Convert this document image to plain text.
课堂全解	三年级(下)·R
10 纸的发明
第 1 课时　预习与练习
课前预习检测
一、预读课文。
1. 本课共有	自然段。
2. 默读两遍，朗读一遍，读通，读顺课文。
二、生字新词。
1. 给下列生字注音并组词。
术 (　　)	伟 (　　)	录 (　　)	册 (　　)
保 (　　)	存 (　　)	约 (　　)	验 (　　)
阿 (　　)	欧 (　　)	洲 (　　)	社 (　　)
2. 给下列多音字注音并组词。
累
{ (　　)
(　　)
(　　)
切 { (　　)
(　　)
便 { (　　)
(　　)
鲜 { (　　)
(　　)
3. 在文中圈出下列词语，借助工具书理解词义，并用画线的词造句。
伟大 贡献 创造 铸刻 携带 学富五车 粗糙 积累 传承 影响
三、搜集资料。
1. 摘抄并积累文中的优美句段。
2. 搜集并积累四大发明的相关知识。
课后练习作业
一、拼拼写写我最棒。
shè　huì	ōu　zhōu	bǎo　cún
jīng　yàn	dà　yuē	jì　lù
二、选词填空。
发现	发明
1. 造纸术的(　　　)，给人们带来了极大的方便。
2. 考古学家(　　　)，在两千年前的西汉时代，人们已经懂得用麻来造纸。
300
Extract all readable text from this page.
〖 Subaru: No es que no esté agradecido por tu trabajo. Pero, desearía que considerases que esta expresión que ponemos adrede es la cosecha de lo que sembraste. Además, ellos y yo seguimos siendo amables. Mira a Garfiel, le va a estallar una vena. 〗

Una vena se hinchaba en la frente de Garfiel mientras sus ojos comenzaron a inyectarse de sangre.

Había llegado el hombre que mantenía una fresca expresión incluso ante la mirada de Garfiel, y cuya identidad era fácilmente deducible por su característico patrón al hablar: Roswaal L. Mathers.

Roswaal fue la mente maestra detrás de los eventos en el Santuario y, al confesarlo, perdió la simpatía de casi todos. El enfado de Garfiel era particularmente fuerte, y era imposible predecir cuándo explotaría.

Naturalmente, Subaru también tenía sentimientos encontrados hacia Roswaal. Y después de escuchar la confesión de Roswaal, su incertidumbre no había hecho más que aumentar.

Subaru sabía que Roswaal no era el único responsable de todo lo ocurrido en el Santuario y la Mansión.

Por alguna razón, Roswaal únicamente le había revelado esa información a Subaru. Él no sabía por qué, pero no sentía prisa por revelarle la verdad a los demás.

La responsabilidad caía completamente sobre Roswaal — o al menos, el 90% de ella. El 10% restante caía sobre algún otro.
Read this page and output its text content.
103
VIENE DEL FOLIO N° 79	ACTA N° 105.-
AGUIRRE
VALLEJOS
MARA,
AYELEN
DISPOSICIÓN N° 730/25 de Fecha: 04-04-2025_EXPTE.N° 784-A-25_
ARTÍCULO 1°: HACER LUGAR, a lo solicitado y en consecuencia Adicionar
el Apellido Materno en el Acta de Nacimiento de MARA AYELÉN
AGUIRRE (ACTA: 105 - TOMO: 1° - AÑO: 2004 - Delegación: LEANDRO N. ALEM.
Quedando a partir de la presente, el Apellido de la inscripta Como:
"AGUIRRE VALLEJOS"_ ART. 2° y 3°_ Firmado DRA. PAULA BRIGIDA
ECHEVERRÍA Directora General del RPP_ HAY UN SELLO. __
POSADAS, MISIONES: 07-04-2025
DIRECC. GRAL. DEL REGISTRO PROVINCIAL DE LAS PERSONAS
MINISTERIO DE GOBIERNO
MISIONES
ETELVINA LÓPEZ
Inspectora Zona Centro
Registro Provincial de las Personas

----------------

What to do
Your task is to repeat the data exactly; please include every line.

Expected answer
Convert this document image to plain text.
课堂全解	三年级(下)·R
10 纸的发明
第 1 课时　预习与练习
课前预习检测
一、预读课文。
1. 本课共有	自然段。
2. 默读两遍，朗读一遍，读通，读顺课文。
二、生字新词。
1. 给下列生字注音并组词。
术 (　　)	伟 (　　)	录 (　　)	册 (　　)
保 (　　)	存 (　　)	约 (　　)	验 (　　)
阿 (　　)	欧 (　　)	洲 (　　)	社 (　　)
2. 给下列多音字注音并组词。
累
{ (　　)
(　　)
(　　)
切 { (　　)
(　　)
便 { (　　)
(　　)
鲜 { (　　)
(　　)
3. 在文中圈出下列词语，借助工具书理解词义，并用画线的词造句。
伟大 贡献 创造 铸刻 携带 学富五车 粗糙 积累 传承 影响
三、搜集资料。
1. 摘抄并积累文中的优美句段。
2. 搜集并积累四大发明的相关知识。
课后练习作业
一、拼拼写写我最棒。
shè　huì	ōu　zhōu	bǎo　cún
jīng　yàn	dà　yuē	jì　lù
二、选词填空。
发现	发明
1. 造纸术的(　　　)，给人们带来了极大的方便。
2. 考古学家(　　　)，在两千年前的西汉时代，人们已经懂得用麻来造纸。
300
Extract all readable text from this page.
〖 Subaru: No es que no esté agradecido por tu trabajo. Pero, desearía que considerases que esta expresión que ponemos adrede es la cosecha de lo que sembraste. Además, ellos y yo seguimos siendo amables. Mira a Garfiel, le va a estallar una vena. 〗

Una vena se hinchaba en la frente de Garfiel mientras sus ojos comenzaron a inyectarse de sangre.

Había llegado el hombre que mantenía una fresca expresión incluso ante la mirada de Garfiel, y cuya identidad era fácilmente deducible por su característico patrón al hablar: Roswaal L. Mathers.

Roswaal fue la mente maestra detrás de los eventos en el Santuario y, al confesarlo, perdió la simpatía de casi todos. El enfado de Garfiel era particularmente fuerte, y era imposible predecir cuándo explotaría.

Naturalmente, Subaru también tenía sentimientos encontrados hacia Roswaal. Y después de escuchar la confesión de Roswaal, su incertidumbre no había hecho más que aumentar.

Subaru sabía que Roswaal no era el único responsable de todo lo ocurrido en el Santuario y la Mansión.

Por alguna razón, Roswaal únicamente le había revelado esa información a Subaru. Él no sabía por qué, pero no sentía prisa por revelarle la verdad a los demás.

La responsabilidad caía completamente sobre Roswaal — o al menos, el 90% de ella. El 10% restante caía sobre algún otro.
Read this page and output its text content.
103
VIENE DEL FOLIO N° 79	ACTA N° 105.-
AGUIRRE
VALLEJOS
MARA,
AYELEN
DISPOSICIÓN N° 730/25 de Fecha: 04-04-2025_EXPTE.N° 784-A-25_
ARTÍCULO 1°: HACER LUGAR, a lo solicitado y en consecuencia Adicionar
el Apellido Materno en el Acta de Nacimiento de MARA AYELÉN
AGUIRRE (ACTA: 105 - TOMO: 1° - AÑO: 2004 - Delegación: LEANDRO N. ALEM.
Quedando a partir de la presente, el Apellido de la inscripta Como:
"AGUIRRE VALLEJOS"_ ART. 2° y 3°_ Firmado DRA. PAULA BRIGIDA
ECHEVERRÍA Directora General del RPP_ HAY UN SELLO. __
POSADAS, MISIONES: 07-04-2025
DIRECC. GRAL. DEL REGISTRO PROVINCIAL DE LAS PERSONAS
MINISTERIO DE GOBIERNO
MISIONES
ETELVINA LÓPEZ
Inspectora Zona Centro
Registro Provincial de las Personas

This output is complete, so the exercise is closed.